What to work on: Reproduce every line of the records below without changing anything, and omit the pictures from your answer.

Stored records:
===

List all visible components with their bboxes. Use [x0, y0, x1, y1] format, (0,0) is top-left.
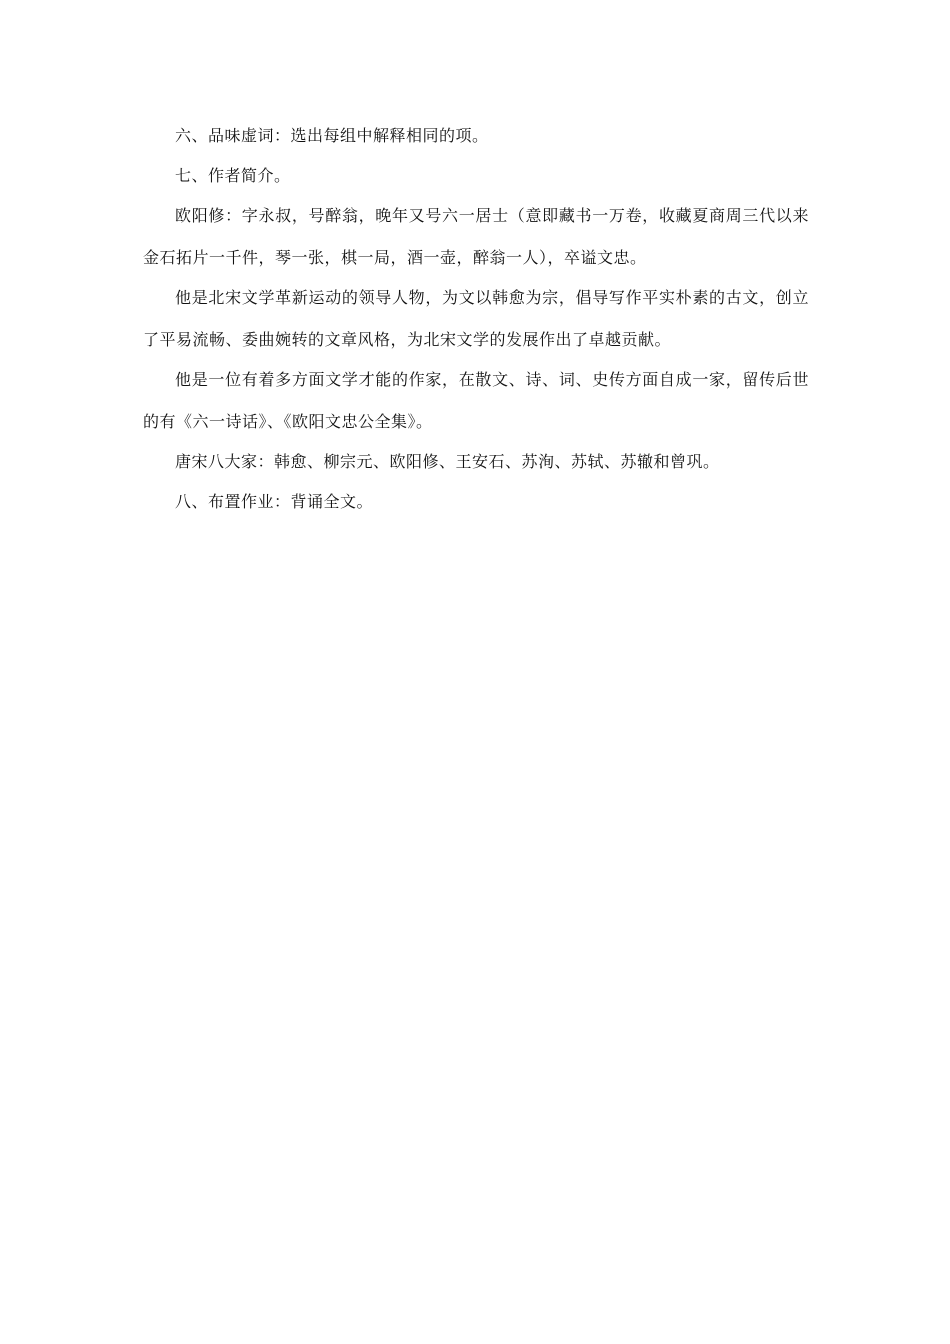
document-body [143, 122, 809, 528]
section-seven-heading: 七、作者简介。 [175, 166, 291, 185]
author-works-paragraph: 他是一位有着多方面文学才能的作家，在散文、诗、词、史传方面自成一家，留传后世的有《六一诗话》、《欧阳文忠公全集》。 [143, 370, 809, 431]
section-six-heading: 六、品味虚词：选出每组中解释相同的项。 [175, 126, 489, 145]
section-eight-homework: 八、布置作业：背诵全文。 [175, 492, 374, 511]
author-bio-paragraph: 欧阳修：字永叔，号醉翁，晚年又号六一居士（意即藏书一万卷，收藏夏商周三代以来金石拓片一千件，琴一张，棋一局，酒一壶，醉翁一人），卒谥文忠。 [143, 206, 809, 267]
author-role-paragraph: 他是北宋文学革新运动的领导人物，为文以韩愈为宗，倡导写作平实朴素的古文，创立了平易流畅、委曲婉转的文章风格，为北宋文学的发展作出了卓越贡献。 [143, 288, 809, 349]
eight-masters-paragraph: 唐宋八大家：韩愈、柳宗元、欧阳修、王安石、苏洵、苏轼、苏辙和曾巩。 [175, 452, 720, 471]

===

Task solution:
List all visible components with their bboxes. Use [x0, y0, x1, y1] format, (0,0) is top-left.
document-body [143, 122, 809, 528]
section-seven-heading: 七、作者简介。 [175, 166, 291, 185]
author-works-paragraph: 他是一位有着多方面文学才能的作家，在散文、诗、词、史传方面自成一家，留传后世的有《六一诗话》、《欧阳文忠公全集》。 [143, 370, 809, 431]
section-six-heading: 六、品味虚词：选出每组中解释相同的项。 [175, 126, 489, 145]
section-eight-homework: 八、布置作业：背诵全文。 [175, 492, 374, 511]
author-bio-paragraph: 欧阳修：字永叔，号醉翁，晚年又号六一居士（意即藏书一万卷，收藏夏商周三代以来金石拓片一千件，琴一张，棋一局，酒一壶，醉翁一人），卒谥文忠。 [143, 206, 809, 267]
author-role-paragraph: 他是北宋文学革新运动的领导人物，为文以韩愈为宗，倡导写作平实朴素的古文，创立了平易流畅、委曲婉转的文章风格，为北宋文学的发展作出了卓越贡献。 [143, 288, 809, 349]
eight-masters-paragraph: 唐宋八大家：韩愈、柳宗元、欧阳修、王安石、苏洵、苏轼、苏辙和曾巩。 [175, 452, 720, 471]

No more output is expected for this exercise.